**TASK:** Starting with the first line of the listing and going on through the line containing "welcome-suffix: — место, где", express those lines as a JSON list of strings, one string per line, with blank lines omitted.
○ ○ ○ ○ ○ ○ ○
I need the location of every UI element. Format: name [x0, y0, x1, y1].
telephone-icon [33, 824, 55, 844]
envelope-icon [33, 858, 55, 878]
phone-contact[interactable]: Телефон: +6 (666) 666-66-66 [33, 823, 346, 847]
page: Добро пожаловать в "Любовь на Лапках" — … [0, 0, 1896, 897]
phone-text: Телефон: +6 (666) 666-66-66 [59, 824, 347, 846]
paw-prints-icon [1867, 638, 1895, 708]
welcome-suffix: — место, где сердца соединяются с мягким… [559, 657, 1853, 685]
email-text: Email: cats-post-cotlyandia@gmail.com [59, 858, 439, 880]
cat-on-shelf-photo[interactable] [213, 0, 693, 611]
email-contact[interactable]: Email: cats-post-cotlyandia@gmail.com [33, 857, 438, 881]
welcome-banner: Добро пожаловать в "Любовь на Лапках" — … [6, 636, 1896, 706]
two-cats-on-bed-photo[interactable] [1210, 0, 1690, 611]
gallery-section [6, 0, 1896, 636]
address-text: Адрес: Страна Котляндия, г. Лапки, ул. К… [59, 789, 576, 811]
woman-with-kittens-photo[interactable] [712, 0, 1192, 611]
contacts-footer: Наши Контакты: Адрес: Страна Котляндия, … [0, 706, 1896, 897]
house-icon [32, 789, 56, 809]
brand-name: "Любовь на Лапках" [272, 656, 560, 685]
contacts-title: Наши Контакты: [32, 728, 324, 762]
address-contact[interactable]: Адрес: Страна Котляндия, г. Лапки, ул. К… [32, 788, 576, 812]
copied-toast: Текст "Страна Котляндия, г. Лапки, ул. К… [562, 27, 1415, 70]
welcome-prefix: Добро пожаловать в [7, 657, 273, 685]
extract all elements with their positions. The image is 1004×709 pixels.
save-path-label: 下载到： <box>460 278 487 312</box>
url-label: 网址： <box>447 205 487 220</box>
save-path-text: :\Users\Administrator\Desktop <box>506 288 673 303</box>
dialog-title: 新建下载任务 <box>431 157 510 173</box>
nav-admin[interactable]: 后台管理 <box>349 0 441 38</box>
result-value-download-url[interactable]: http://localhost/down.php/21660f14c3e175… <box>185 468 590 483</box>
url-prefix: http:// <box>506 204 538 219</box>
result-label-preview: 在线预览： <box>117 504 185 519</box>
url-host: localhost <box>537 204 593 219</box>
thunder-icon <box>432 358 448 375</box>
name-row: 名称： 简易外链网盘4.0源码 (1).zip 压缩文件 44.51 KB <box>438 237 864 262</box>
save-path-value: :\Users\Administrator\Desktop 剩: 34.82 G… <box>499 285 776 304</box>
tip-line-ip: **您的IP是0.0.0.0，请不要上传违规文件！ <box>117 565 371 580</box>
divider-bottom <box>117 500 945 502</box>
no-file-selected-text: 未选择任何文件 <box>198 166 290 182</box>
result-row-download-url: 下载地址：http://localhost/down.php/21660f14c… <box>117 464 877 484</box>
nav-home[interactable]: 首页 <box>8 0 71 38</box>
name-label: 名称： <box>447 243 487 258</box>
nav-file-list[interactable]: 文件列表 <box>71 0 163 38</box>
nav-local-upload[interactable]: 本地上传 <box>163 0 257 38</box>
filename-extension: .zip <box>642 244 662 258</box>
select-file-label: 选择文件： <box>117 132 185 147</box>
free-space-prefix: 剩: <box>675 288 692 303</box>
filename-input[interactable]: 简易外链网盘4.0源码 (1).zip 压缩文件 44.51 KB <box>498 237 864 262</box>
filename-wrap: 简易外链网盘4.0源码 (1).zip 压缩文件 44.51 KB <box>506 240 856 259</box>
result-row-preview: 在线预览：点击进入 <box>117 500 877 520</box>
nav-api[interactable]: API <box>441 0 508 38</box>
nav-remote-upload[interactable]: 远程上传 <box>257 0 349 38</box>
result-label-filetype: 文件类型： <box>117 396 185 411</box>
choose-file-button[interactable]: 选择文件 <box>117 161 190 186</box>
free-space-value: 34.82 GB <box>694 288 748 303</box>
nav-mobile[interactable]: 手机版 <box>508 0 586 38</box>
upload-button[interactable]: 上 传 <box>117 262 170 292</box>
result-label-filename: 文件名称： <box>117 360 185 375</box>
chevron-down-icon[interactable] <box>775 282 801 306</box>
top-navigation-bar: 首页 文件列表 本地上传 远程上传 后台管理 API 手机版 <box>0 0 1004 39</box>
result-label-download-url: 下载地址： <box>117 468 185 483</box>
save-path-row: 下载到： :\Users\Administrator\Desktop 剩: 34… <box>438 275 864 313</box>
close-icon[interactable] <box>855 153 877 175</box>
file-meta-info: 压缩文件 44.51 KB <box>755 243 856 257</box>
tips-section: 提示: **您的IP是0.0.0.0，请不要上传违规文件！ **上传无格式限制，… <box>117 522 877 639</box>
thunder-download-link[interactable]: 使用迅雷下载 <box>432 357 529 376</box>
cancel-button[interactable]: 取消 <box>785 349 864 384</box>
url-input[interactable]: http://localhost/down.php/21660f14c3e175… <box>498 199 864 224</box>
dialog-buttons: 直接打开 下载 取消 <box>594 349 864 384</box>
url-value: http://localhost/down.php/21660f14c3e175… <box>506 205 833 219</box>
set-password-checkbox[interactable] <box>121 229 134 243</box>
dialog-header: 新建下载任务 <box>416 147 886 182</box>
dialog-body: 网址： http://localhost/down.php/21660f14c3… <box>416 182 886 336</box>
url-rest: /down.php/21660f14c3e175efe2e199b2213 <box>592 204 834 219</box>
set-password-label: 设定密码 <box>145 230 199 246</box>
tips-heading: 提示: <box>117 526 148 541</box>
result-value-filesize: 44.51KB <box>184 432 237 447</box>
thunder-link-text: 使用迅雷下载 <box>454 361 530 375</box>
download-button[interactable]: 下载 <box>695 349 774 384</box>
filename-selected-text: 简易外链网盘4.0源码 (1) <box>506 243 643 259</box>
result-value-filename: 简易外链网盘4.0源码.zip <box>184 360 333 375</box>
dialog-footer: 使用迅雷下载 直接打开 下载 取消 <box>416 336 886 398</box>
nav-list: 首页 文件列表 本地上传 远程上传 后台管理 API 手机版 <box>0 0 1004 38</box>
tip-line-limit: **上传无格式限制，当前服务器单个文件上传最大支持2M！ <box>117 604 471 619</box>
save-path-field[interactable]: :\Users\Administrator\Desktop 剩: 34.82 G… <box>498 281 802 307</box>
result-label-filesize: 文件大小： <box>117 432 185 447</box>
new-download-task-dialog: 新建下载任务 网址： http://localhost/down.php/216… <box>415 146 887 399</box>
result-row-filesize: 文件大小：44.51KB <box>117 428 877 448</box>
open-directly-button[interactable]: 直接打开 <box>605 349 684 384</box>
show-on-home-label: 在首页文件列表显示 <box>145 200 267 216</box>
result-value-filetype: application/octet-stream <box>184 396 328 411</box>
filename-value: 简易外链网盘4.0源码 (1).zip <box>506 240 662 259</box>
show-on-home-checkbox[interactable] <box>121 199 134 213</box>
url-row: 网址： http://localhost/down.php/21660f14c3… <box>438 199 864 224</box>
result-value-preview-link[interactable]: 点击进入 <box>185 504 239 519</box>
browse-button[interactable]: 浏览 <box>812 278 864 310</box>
○ ○ ○ ○ ○ ○ ○
**ANSWER TO THIS TASK:**
[
  "I need the location of every UI element. Format: name [x0, y0, x1, y1].",
  "telephone-icon [33, 824, 55, 844]",
  "envelope-icon [33, 858, 55, 878]",
  "phone-contact[interactable]: Телефон: +6 (666) 666-66-66 [33, 823, 346, 847]",
  "page: Добро пожаловать в \"Любовь на Лапках\" — … [0, 0, 1896, 897]",
  "phone-text: Телефон: +6 (666) 666-66-66 [59, 824, 347, 846]",
  "paw-prints-icon [1867, 638, 1895, 708]",
  "welcome-suffix: — место, где сердца соединяются с мягким… [559, 657, 1853, 685]"
]